• EXERCISE PROMPT: Using the data below, copy each line that includes the word "ORIENTED".

• STORED DATA:

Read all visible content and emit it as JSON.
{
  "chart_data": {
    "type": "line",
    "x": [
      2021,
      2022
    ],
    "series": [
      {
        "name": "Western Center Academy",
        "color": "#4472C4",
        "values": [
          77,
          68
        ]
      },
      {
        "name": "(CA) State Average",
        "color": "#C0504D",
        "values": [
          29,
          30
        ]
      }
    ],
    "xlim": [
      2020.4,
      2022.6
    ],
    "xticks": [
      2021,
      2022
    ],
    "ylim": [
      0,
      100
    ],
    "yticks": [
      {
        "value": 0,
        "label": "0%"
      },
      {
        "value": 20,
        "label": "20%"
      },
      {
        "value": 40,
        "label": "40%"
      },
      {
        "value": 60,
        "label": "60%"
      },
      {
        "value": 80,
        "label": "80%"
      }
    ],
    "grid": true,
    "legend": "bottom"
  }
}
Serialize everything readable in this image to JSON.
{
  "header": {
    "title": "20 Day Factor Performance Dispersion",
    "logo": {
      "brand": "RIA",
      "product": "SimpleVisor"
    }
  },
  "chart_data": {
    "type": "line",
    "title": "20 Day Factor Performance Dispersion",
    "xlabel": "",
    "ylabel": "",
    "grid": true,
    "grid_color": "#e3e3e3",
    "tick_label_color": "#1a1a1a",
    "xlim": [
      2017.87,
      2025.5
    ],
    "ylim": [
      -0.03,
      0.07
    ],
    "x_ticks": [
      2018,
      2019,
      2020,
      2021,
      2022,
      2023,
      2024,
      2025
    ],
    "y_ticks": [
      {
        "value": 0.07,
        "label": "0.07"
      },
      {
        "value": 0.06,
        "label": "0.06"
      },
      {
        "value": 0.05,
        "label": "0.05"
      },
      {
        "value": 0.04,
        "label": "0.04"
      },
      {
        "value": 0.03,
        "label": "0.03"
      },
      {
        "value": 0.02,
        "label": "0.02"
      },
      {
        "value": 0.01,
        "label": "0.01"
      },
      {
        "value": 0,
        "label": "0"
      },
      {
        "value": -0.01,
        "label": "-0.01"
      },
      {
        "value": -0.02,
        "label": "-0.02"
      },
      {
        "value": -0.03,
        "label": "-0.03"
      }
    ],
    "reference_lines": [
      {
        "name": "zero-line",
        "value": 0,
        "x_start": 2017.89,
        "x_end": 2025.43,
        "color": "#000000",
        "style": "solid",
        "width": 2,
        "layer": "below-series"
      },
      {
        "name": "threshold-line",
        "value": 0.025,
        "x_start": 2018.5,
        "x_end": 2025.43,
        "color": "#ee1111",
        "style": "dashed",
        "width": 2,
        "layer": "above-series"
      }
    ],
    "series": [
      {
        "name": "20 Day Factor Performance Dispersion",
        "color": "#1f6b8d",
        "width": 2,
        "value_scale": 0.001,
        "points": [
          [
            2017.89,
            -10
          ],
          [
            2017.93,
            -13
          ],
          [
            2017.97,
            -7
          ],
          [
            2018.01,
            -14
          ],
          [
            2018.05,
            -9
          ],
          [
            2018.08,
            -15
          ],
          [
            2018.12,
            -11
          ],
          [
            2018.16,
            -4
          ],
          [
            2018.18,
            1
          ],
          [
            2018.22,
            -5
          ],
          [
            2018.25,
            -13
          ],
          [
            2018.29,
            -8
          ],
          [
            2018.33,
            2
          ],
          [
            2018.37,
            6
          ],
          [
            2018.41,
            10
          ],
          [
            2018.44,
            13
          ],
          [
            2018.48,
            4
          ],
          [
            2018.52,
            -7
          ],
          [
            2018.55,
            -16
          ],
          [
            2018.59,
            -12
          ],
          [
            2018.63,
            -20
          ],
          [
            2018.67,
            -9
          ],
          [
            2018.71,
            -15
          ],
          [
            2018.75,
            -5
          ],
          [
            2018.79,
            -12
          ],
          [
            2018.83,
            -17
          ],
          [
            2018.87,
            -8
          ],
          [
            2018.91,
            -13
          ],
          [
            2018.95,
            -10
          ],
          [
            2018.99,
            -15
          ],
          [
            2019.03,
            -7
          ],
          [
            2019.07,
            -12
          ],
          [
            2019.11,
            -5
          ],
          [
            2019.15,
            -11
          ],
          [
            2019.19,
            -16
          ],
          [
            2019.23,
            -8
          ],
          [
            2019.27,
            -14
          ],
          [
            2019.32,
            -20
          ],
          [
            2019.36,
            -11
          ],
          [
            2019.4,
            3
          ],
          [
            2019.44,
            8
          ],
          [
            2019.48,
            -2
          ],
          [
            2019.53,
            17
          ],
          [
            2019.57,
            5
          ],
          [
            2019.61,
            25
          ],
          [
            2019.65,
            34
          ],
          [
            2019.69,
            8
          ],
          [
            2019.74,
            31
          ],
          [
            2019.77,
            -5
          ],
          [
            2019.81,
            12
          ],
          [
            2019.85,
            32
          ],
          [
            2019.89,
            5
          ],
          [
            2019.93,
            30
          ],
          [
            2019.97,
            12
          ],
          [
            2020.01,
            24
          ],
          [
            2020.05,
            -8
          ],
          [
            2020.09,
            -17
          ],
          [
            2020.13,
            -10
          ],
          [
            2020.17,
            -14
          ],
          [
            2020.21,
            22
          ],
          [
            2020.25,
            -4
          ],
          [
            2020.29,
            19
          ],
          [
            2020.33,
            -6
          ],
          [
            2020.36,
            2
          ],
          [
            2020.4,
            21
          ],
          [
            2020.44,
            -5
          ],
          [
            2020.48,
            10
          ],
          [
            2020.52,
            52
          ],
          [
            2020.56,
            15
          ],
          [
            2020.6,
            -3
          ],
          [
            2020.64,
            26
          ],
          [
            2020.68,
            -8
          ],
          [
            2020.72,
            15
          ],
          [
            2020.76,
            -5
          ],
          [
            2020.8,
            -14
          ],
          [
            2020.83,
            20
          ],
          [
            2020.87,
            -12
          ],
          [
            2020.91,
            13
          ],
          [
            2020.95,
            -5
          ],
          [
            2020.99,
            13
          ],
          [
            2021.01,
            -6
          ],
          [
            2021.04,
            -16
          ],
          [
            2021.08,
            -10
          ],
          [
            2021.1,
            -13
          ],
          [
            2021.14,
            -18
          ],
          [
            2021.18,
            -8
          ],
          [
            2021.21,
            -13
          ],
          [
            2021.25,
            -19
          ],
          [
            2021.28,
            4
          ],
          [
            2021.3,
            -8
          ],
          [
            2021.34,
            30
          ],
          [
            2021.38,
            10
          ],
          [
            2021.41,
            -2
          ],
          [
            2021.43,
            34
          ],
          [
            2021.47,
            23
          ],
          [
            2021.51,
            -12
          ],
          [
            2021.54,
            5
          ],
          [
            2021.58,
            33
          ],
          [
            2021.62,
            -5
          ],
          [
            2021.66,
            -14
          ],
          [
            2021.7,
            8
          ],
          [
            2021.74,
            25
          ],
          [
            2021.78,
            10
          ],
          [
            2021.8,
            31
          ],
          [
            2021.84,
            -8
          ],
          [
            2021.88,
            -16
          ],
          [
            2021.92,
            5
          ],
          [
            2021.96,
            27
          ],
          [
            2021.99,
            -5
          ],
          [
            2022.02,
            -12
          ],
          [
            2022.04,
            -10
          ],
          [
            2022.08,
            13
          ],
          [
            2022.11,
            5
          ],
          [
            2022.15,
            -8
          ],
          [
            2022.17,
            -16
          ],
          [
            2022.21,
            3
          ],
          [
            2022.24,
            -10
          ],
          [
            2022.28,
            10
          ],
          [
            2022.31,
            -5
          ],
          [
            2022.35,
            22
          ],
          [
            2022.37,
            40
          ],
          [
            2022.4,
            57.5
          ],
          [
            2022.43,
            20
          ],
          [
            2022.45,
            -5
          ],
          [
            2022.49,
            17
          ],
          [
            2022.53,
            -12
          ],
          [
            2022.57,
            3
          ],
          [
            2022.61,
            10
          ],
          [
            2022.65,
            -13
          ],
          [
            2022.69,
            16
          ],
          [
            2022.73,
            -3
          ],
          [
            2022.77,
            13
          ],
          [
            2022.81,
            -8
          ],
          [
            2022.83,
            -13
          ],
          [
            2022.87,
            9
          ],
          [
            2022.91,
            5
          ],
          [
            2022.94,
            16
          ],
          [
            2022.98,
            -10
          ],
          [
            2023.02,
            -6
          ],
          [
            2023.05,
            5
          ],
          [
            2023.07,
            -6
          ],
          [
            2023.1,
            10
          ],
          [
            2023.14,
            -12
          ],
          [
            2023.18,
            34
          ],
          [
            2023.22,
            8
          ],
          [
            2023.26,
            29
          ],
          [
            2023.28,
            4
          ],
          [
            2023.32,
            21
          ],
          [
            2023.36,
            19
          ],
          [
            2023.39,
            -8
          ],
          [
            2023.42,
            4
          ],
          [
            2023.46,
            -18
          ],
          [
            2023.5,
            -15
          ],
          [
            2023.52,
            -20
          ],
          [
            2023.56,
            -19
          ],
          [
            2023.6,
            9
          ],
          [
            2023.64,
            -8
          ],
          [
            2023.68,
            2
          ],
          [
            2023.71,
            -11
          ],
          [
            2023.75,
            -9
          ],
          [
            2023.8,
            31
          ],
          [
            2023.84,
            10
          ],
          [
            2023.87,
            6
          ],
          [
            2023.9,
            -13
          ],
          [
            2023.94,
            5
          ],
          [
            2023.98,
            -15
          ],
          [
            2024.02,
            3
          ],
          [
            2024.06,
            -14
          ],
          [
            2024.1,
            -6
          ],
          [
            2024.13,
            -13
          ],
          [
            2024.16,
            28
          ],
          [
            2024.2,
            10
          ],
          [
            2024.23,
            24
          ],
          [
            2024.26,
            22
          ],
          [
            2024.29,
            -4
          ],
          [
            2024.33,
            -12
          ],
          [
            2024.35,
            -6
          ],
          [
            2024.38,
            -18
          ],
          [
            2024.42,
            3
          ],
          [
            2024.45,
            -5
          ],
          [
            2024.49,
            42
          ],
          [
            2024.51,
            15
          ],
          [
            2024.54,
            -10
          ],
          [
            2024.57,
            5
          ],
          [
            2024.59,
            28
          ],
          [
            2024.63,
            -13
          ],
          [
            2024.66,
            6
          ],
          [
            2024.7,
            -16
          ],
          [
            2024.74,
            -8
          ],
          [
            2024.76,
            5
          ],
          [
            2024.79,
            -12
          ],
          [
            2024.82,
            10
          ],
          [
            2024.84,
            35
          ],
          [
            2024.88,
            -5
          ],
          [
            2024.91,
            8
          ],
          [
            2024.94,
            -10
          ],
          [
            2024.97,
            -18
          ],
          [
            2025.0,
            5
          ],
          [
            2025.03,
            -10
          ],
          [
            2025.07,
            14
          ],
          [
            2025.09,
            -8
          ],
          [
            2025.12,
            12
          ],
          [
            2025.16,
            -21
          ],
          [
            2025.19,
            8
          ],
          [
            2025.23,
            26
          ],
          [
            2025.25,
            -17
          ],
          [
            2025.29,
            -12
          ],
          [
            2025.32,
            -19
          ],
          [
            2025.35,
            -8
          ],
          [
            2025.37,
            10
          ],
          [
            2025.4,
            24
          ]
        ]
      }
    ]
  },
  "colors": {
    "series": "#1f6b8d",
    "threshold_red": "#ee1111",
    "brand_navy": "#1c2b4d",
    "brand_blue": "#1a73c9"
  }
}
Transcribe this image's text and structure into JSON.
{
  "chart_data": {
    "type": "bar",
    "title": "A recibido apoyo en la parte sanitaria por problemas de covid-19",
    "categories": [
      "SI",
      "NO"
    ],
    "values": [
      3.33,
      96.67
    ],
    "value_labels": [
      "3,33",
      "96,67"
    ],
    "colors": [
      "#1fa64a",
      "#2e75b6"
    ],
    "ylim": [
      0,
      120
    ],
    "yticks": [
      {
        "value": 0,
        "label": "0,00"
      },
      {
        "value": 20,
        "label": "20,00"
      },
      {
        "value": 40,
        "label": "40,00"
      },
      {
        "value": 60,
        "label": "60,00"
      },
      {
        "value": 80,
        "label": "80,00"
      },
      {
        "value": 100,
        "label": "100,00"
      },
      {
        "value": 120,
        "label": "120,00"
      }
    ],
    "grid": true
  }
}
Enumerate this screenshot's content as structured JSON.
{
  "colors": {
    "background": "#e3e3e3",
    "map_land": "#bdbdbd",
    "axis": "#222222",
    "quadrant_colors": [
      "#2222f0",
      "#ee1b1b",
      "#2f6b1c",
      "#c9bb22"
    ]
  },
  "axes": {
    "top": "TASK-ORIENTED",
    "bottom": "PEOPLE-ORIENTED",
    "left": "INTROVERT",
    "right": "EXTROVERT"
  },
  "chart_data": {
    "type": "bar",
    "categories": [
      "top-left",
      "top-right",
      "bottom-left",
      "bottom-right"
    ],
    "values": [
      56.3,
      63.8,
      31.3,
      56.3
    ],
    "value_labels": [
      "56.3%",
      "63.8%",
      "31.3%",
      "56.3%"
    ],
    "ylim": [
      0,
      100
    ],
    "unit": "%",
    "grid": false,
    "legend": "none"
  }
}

• RESULT OF THIS EXERCISE:
    "top": "TASK-ORIENTED",
    "bottom": "PEOPLE-ORIENTED",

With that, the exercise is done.